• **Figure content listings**
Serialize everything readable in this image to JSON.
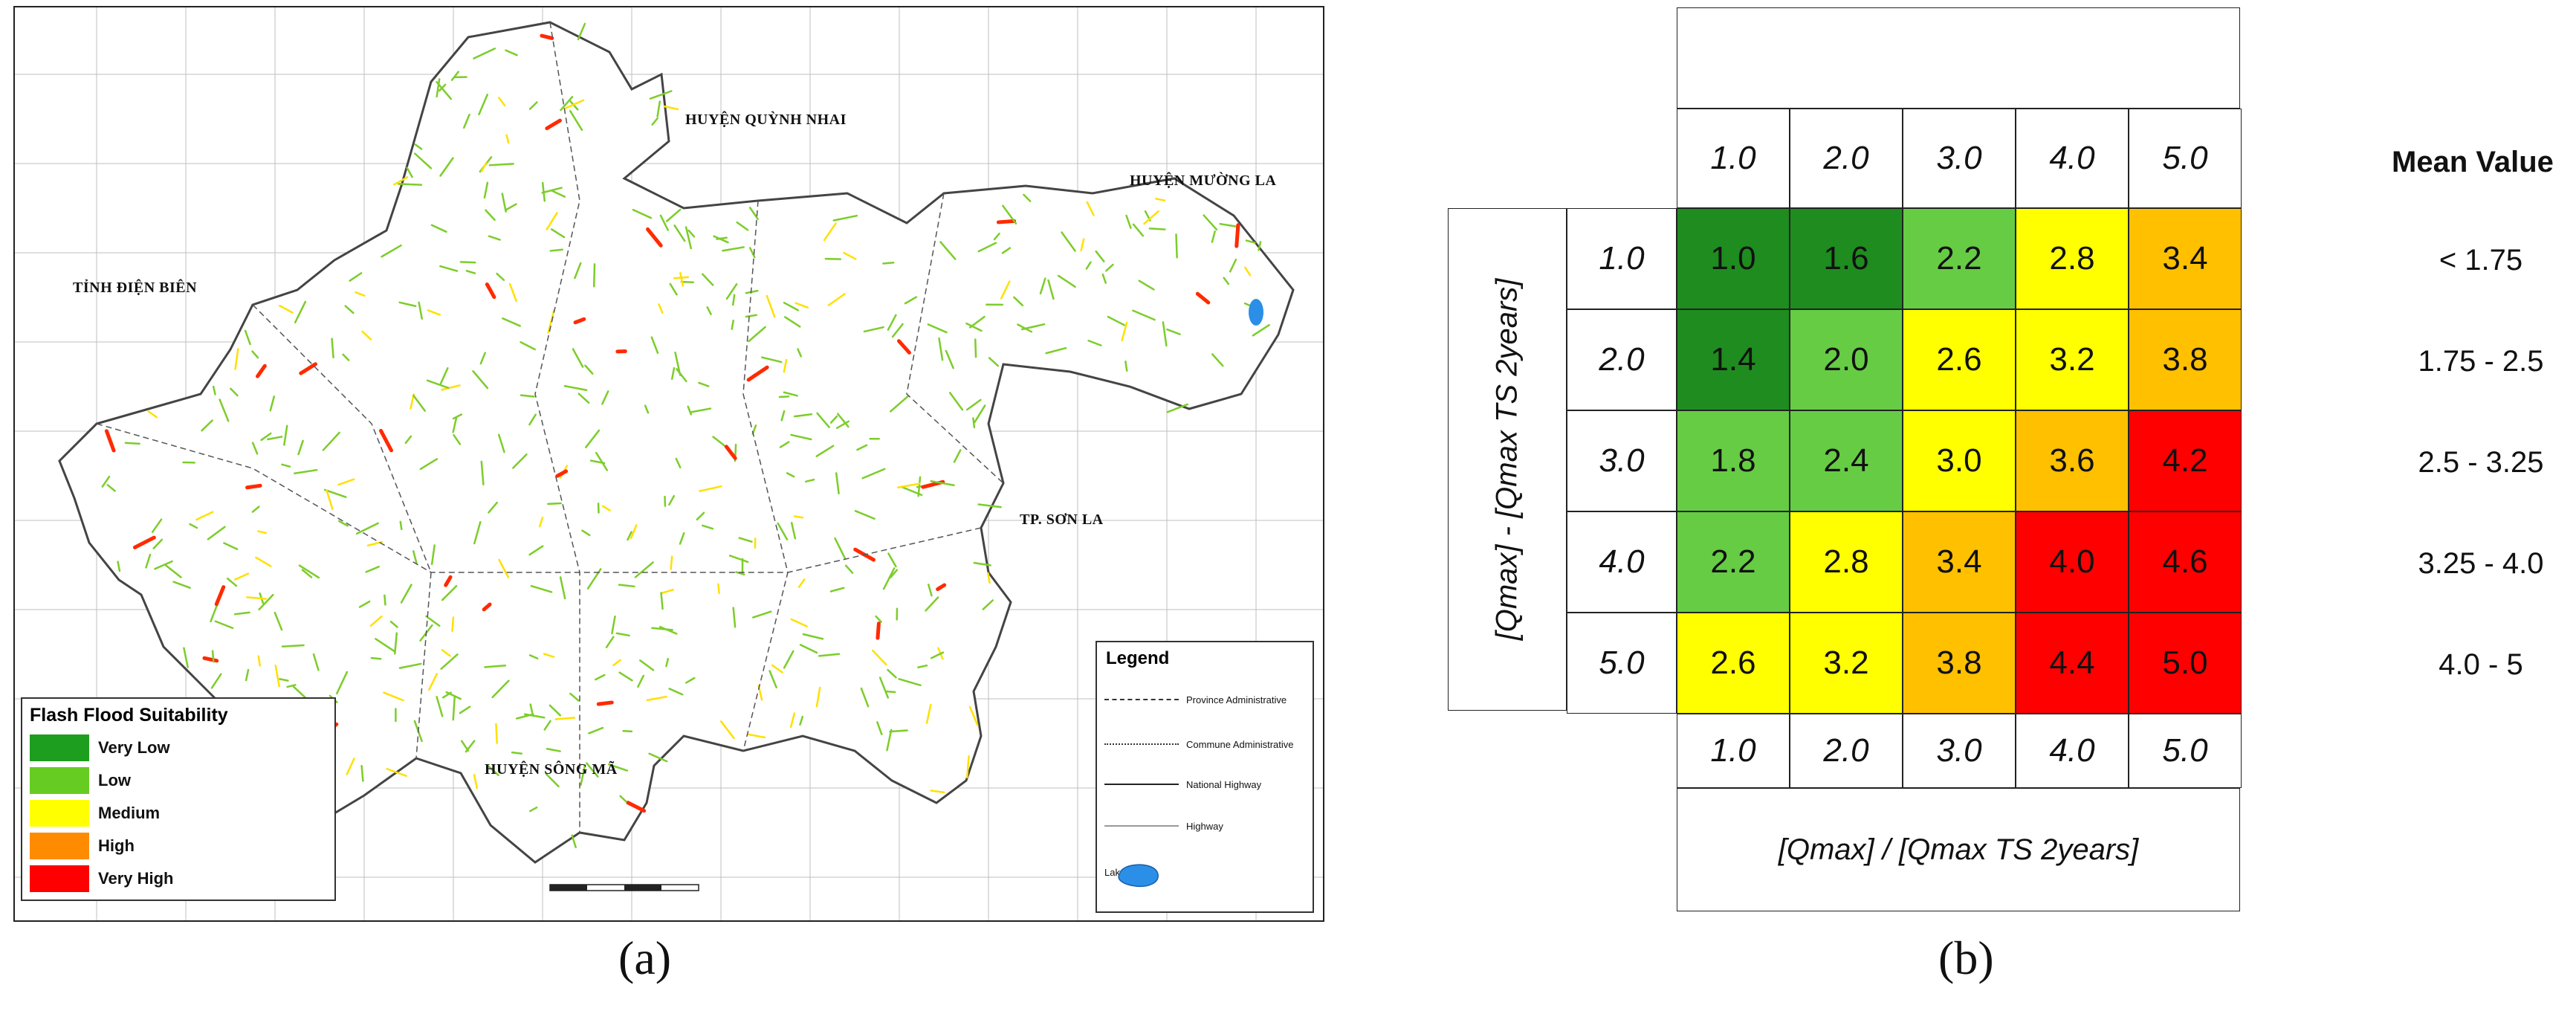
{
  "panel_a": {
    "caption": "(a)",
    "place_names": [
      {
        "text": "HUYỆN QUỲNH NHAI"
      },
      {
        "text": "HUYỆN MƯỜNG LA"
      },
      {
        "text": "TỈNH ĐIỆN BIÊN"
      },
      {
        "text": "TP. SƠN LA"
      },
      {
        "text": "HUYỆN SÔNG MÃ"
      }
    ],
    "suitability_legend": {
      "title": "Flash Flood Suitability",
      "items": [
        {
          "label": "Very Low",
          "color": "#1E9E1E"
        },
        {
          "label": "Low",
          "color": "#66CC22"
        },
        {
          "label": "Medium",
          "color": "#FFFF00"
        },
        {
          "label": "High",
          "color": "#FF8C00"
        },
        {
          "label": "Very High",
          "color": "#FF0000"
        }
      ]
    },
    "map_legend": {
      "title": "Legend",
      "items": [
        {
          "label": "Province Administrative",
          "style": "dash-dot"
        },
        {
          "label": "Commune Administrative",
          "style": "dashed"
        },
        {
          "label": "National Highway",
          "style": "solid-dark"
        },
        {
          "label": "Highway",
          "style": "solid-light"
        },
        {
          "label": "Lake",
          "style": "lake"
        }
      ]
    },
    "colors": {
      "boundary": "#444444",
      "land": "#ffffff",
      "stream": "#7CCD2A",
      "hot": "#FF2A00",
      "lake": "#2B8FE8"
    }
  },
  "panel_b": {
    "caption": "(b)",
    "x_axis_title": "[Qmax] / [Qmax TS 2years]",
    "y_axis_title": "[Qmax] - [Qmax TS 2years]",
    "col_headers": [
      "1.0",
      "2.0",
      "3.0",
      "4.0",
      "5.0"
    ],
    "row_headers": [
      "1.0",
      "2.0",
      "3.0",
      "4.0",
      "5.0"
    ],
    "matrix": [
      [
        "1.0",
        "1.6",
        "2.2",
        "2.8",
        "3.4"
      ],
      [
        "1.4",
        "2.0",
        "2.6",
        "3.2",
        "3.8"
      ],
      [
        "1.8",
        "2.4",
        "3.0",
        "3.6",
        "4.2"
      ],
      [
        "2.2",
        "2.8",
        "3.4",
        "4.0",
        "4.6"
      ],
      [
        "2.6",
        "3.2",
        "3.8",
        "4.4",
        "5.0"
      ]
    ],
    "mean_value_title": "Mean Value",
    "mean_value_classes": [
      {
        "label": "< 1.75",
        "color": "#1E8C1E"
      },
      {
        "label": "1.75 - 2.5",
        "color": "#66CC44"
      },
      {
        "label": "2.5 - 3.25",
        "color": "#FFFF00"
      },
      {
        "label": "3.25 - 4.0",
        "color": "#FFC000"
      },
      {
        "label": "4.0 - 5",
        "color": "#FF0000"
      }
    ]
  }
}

• **Objective**
Reproduce each entry verbatim, excluding any embedded images.

• **Answer to the exercise**
Serialize everything readable in this image to JSON.
{
  "panel_a": {
    "caption": "(a)",
    "place_names": [
      {
        "text": "HUYỆN QUỲNH NHAI"
      },
      {
        "text": "HUYỆN MƯỜNG LA"
      },
      {
        "text": "TỈNH ĐIỆN BIÊN"
      },
      {
        "text": "TP. SƠN LA"
      },
      {
        "text": "HUYỆN SÔNG MÃ"
      }
    ],
    "suitability_legend": {
      "title": "Flash Flood Suitability",
      "items": [
        {
          "label": "Very Low",
          "color": "#1E9E1E"
        },
        {
          "label": "Low",
          "color": "#66CC22"
        },
        {
          "label": "Medium",
          "color": "#FFFF00"
        },
        {
          "label": "High",
          "color": "#FF8C00"
        },
        {
          "label": "Very High",
          "color": "#FF0000"
        }
      ]
    },
    "map_legend": {
      "title": "Legend",
      "items": [
        {
          "label": "Province Administrative",
          "style": "dash-dot"
        },
        {
          "label": "Commune Administrative",
          "style": "dashed"
        },
        {
          "label": "National Highway",
          "style": "solid-dark"
        },
        {
          "label": "Highway",
          "style": "solid-light"
        },
        {
          "label": "Lake",
          "style": "lake"
        }
      ]
    },
    "colors": {
      "boundary": "#444444",
      "land": "#ffffff",
      "stream": "#7CCD2A",
      "hot": "#FF2A00",
      "lake": "#2B8FE8"
    }
  },
  "panel_b": {
    "caption": "(b)",
    "x_axis_title": "[Qmax] / [Qmax TS 2years]",
    "y_axis_title": "[Qmax] - [Qmax TS 2years]",
    "col_headers": [
      "1.0",
      "2.0",
      "3.0",
      "4.0",
      "5.0"
    ],
    "row_headers": [
      "1.0",
      "2.0",
      "3.0",
      "4.0",
      "5.0"
    ],
    "matrix": [
      [
        "1.0",
        "1.6",
        "2.2",
        "2.8",
        "3.4"
      ],
      [
        "1.4",
        "2.0",
        "2.6",
        "3.2",
        "3.8"
      ],
      [
        "1.8",
        "2.4",
        "3.0",
        "3.6",
        "4.2"
      ],
      [
        "2.2",
        "2.8",
        "3.4",
        "4.0",
        "4.6"
      ],
      [
        "2.6",
        "3.2",
        "3.8",
        "4.4",
        "5.0"
      ]
    ],
    "mean_value_title": "Mean Value",
    "mean_value_classes": [
      {
        "label": "< 1.75",
        "color": "#1E8C1E"
      },
      {
        "label": "1.75 - 2.5",
        "color": "#66CC44"
      },
      {
        "label": "2.5 - 3.25",
        "color": "#FFFF00"
      },
      {
        "label": "3.25 - 4.0",
        "color": "#FFC000"
      },
      {
        "label": "4.0 - 5",
        "color": "#FF0000"
      }
    ]
  }
}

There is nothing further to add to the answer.